Exercise requirements - Each line should be copied exactly.

Data excerpts -
_____
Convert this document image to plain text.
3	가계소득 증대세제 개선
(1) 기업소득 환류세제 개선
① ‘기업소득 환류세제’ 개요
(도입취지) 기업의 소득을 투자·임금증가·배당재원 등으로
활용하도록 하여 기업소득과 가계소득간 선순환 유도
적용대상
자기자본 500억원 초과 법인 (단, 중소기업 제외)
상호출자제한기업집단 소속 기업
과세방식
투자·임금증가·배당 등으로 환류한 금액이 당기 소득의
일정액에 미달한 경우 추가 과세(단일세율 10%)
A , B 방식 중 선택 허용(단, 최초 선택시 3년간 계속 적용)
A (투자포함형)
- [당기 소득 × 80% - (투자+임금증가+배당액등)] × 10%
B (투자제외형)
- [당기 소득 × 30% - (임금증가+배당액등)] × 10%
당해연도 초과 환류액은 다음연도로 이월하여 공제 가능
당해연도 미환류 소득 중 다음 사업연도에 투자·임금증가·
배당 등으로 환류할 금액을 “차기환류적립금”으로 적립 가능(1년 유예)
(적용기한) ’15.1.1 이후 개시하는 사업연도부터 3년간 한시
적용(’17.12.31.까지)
_____
Response to this exercise -
Convert this document image to plain text.
3	가계소득 증대세제 개선
(1) 기업소득 환류세제 개선
① ‘기업소득 환류세제’ 개요
(도입취지) 기업의 소득을 투자·임금증가·배당재원 등으로
활용하도록 하여 기업소득과 가계소득간 선순환 유도
적용대상
자기자본 500억원 초과 법인 (단, 중소기업 제외)
상호출자제한기업집단 소속 기업
과세방식
투자·임금증가·배당 등으로 환류한 금액이 당기 소득의
일정액에 미달한 경우 추가 과세(단일세율 10%)
A , B 방식 중 선택 허용(단, 최초 선택시 3년간 계속 적용)
A (투자포함형)
- [당기 소득 × 80% - (투자+임금증가+배당액등)] × 10%
B (투자제외형)
- [당기 소득 × 30% - (임금증가+배당액등)] × 10%
당해연도 초과 환류액은 다음연도로 이월하여 공제 가능
당해연도 미환류 소득 중 다음 사업연도에 투자·임금증가·
배당 등으로 환류할 금액을 “차기환류적립금”으로 적립 가능(1년 유예)
(적용기한) ’15.1.1 이후 개시하는 사업연도부터 3년간 한시
적용(’17.12.31.까지)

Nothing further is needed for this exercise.